━━━━━ RECORDS FOR THIS EXERCISE ━━━━━

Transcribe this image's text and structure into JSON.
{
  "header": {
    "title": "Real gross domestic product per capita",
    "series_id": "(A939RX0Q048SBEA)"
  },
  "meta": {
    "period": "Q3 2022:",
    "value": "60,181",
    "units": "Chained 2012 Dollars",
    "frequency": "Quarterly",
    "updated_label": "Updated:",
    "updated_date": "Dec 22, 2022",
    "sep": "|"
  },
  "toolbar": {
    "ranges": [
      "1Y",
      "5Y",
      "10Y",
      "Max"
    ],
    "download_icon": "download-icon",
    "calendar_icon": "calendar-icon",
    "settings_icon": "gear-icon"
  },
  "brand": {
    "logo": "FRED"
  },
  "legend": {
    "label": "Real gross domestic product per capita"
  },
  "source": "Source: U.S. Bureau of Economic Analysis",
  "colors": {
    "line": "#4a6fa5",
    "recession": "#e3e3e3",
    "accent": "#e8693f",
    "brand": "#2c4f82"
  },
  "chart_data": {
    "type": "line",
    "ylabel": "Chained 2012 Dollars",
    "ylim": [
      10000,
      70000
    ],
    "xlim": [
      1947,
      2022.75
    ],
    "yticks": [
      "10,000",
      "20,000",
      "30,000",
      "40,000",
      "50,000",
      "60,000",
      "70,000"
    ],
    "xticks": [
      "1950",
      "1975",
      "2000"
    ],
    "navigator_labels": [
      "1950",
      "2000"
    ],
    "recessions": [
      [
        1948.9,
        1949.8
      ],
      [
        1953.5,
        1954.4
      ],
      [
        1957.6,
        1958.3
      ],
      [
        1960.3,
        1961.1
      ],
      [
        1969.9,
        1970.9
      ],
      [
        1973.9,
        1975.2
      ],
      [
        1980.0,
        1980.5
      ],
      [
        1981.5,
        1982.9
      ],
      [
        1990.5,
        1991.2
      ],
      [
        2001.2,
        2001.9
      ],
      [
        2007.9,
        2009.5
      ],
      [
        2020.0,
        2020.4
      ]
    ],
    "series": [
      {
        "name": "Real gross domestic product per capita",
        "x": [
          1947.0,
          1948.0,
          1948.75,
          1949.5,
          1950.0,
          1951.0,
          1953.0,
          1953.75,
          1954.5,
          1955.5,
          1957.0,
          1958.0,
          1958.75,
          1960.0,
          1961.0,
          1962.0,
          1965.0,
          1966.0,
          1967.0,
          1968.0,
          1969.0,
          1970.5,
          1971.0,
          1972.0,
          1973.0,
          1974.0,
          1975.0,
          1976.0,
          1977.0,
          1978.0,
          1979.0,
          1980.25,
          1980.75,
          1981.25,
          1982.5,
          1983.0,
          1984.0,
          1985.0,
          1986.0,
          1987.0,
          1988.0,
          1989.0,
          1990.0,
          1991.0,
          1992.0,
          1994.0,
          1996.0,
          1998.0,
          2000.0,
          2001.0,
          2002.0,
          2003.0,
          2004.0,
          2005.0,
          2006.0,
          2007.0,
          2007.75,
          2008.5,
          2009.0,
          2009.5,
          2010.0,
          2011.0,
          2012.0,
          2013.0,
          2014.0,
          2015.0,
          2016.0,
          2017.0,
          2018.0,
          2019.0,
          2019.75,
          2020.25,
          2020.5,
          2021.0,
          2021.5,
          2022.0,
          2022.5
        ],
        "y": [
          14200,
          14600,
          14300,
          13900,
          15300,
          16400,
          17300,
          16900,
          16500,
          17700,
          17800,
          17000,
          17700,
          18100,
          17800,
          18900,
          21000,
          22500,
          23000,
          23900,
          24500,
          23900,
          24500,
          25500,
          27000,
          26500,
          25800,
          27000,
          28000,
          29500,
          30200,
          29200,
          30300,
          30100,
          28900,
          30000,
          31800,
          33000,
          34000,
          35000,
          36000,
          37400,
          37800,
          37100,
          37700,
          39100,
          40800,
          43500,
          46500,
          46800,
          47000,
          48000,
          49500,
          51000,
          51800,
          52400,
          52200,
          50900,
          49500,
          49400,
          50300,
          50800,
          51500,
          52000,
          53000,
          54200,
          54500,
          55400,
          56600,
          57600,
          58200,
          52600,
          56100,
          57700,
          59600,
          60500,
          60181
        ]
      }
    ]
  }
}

━━━━━

• **OBJECTIVE**: From the entries above, return each line with the word "gross" in it.

• **WRITTEN ANSWER**:
    "title": "Real gross domestic product per capita",
    "label": "Real gross domestic product per capita"
        "name": "Real gross domestic product per capita",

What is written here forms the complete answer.